[BEGIN DATA SUPPLIED]

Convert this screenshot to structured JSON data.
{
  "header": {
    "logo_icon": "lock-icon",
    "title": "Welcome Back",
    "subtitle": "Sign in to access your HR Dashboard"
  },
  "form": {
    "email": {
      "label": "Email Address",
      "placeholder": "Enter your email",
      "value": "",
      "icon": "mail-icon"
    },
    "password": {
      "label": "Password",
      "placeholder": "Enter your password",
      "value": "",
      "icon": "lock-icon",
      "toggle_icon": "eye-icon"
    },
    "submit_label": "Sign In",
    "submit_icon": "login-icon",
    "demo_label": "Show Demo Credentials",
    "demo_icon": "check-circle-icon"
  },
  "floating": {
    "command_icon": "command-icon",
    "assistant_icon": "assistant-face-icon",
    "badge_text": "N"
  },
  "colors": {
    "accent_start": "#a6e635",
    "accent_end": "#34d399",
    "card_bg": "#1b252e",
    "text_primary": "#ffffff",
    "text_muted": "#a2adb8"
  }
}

[END DATA SUPPLIED]

* EXERCISE REQUIREMENTS *
Each entry above needs to be retyped exactly.

* ANSWER TO THIS EXERCISE *
Convert this screenshot to structured JSON data.
{
  "header": {
    "logo_icon": "lock-icon",
    "title": "Welcome Back",
    "subtitle": "Sign in to access your HR Dashboard"
  },
  "form": {
    "email": {
      "label": "Email Address",
      "placeholder": "Enter your email",
      "value": "",
      "icon": "mail-icon"
    },
    "password": {
      "label": "Password",
      "placeholder": "Enter your password",
      "value": "",
      "icon": "lock-icon",
      "toggle_icon": "eye-icon"
    },
    "submit_label": "Sign In",
    "submit_icon": "login-icon",
    "demo_label": "Show Demo Credentials",
    "demo_icon": "check-circle-icon"
  },
  "floating": {
    "command_icon": "command-icon",
    "assistant_icon": "assistant-face-icon",
    "badge_text": "N"
  },
  "colors": {
    "accent_start": "#a6e635",
    "accent_end": "#34d399",
    "card_bg": "#1b252e",
    "text_primary": "#ffffff",
    "text_muted": "#a2adb8"
  }
}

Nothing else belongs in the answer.